**Problem to work on**
Repeat the entire listing exactly as written.

**Given data**
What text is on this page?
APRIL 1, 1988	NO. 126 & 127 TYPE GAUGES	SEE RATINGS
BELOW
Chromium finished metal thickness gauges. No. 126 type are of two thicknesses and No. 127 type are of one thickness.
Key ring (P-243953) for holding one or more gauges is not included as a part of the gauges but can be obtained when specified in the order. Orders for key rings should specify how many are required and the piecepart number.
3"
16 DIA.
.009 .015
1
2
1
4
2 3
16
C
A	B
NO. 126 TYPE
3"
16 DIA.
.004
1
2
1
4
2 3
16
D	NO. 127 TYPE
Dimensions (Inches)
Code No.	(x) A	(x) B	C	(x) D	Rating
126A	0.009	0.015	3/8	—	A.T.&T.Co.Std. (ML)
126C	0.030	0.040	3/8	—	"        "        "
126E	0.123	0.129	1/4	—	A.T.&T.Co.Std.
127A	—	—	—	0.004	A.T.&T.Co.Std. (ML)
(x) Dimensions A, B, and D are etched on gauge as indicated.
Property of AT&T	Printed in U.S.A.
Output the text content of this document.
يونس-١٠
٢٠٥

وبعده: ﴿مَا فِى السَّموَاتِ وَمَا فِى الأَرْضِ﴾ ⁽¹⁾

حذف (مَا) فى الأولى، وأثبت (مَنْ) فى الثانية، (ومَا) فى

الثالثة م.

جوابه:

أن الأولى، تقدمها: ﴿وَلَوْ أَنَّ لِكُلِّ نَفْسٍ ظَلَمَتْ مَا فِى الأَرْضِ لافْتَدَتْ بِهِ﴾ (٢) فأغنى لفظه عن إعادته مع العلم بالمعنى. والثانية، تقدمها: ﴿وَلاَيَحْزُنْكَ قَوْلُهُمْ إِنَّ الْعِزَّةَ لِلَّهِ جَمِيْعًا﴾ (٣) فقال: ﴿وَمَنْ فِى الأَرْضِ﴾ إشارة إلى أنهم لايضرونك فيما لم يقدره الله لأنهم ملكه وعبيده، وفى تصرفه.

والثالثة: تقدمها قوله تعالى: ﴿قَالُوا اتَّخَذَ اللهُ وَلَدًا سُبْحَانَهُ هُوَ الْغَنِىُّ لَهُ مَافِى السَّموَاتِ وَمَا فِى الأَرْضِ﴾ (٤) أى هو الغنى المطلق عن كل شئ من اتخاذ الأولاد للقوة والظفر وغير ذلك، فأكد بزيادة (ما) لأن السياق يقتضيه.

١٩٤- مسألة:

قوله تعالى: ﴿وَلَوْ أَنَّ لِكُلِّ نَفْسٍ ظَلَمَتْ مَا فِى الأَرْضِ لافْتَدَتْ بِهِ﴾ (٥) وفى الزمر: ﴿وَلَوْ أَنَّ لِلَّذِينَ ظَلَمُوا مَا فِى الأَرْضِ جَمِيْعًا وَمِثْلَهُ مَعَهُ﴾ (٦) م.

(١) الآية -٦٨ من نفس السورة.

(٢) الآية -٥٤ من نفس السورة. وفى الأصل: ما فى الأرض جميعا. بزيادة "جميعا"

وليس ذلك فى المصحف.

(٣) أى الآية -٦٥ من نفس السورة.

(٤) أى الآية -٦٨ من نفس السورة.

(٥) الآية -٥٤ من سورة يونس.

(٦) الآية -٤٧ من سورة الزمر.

**The solution**
What text is on this page?
APRIL 1, 1988	NO. 126 & 127 TYPE GAUGES	SEE RATINGS
BELOW
Chromium finished metal thickness gauges. No. 126 type are of two thicknesses and No. 127 type are of one thickness.
Key ring (P-243953) for holding one or more gauges is not included as a part of the gauges but can be obtained when specified in the order. Orders for key rings should specify how many are required and the piecepart number.
3"
16 DIA.
.009 .015
1
2
1
4
2 3
16
C
A	B
NO. 126 TYPE
3"
16 DIA.
.004
1
2
1
4
2 3
16
D	NO. 127 TYPE
Dimensions (Inches)
Code No.	(x) A	(x) B	C	(x) D	Rating
126A	0.009	0.015	3/8	—	A.T.&T.Co.Std. (ML)
126C	0.030	0.040	3/8	—	"        "        "
126E	0.123	0.129	1/4	—	A.T.&T.Co.Std.
127A	—	—	—	0.004	A.T.&T.Co.Std. (ML)
(x) Dimensions A, B, and D are etched on gauge as indicated.
Property of AT&T	Printed in U.S.A.
Output the text content of this document.
يونس-١٠
٢٠٥

وبعده: ﴿مَا فِى السَّموَاتِ وَمَا فِى الأَرْضِ﴾ ⁽¹⁾

حذف (مَا) فى الأولى، وأثبت (مَنْ) فى الثانية، (ومَا) فى

الثالثة م.

جوابه:

أن الأولى، تقدمها: ﴿وَلَوْ أَنَّ لِكُلِّ نَفْسٍ ظَلَمَتْ مَا فِى الأَرْضِ لافْتَدَتْ بِهِ﴾ (٢) فأغنى لفظه عن إعادته مع العلم بالمعنى. والثانية، تقدمها: ﴿وَلاَيَحْزُنْكَ قَوْلُهُمْ إِنَّ الْعِزَّةَ لِلَّهِ جَمِيْعًا﴾ (٣) فقال: ﴿وَمَنْ فِى الأَرْضِ﴾ إشارة إلى أنهم لايضرونك فيما لم يقدره الله لأنهم ملكه وعبيده، وفى تصرفه.

والثالثة: تقدمها قوله تعالى: ﴿قَالُوا اتَّخَذَ اللهُ وَلَدًا سُبْحَانَهُ هُوَ الْغَنِىُّ لَهُ مَافِى السَّموَاتِ وَمَا فِى الأَرْضِ﴾ (٤) أى هو الغنى المطلق عن كل شئ من اتخاذ الأولاد للقوة والظفر وغير ذلك، فأكد بزيادة (ما) لأن السياق يقتضيه.

١٩٤- مسألة:

قوله تعالى: ﴿وَلَوْ أَنَّ لِكُلِّ نَفْسٍ ظَلَمَتْ مَا فِى الأَرْضِ لافْتَدَتْ بِهِ﴾ (٥) وفى الزمر: ﴿وَلَوْ أَنَّ لِلَّذِينَ ظَلَمُوا مَا فِى الأَرْضِ جَمِيْعًا وَمِثْلَهُ مَعَهُ﴾ (٦) م.

(١) الآية -٦٨ من نفس السورة.

(٢) الآية -٥٤ من نفس السورة. وفى الأصل: ما فى الأرض جميعا. بزيادة "جميعا"

وليس ذلك فى المصحف.

(٣) أى الآية -٦٥ من نفس السورة.

(٤) أى الآية -٦٨ من نفس السورة.

(٥) الآية -٥٤ من سورة يونس.

(٦) الآية -٤٧ من سورة الزمر.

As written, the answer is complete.